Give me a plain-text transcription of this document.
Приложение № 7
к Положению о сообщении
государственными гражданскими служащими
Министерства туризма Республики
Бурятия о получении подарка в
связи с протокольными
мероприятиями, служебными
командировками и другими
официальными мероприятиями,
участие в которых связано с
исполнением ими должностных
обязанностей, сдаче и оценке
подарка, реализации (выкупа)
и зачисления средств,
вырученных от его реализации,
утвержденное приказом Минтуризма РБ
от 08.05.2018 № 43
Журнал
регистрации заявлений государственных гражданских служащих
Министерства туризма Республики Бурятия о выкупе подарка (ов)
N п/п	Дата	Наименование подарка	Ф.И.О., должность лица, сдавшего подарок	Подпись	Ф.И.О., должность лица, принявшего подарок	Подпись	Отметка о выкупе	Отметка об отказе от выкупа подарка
-=-=-
[Exercise] Reproduce the data in its entirety, matching each character.

[Correct answer]
Give me a plain-text transcription of this document.
Приложение № 7
к Положению о сообщении
государственными гражданскими служащими
Министерства туризма Республики
Бурятия о получении подарка в
связи с протокольными
мероприятиями, служебными
командировками и другими
официальными мероприятиями,
участие в которых связано с
исполнением ими должностных
обязанностей, сдаче и оценке
подарка, реализации (выкупа)
и зачисления средств,
вырученных от его реализации,
утвержденное приказом Минтуризма РБ
от 08.05.2018 № 43
Журнал
регистрации заявлений государственных гражданских служащих
Министерства туризма Республики Бурятия о выкупе подарка (ов)
N п/п	Дата	Наименование подарка	Ф.И.О., должность лица, сдавшего подарок	Подпись	Ф.И.О., должность лица, принявшего подарок	Подпись	Отметка о выкупе	Отметка об отказе от выкупа подарка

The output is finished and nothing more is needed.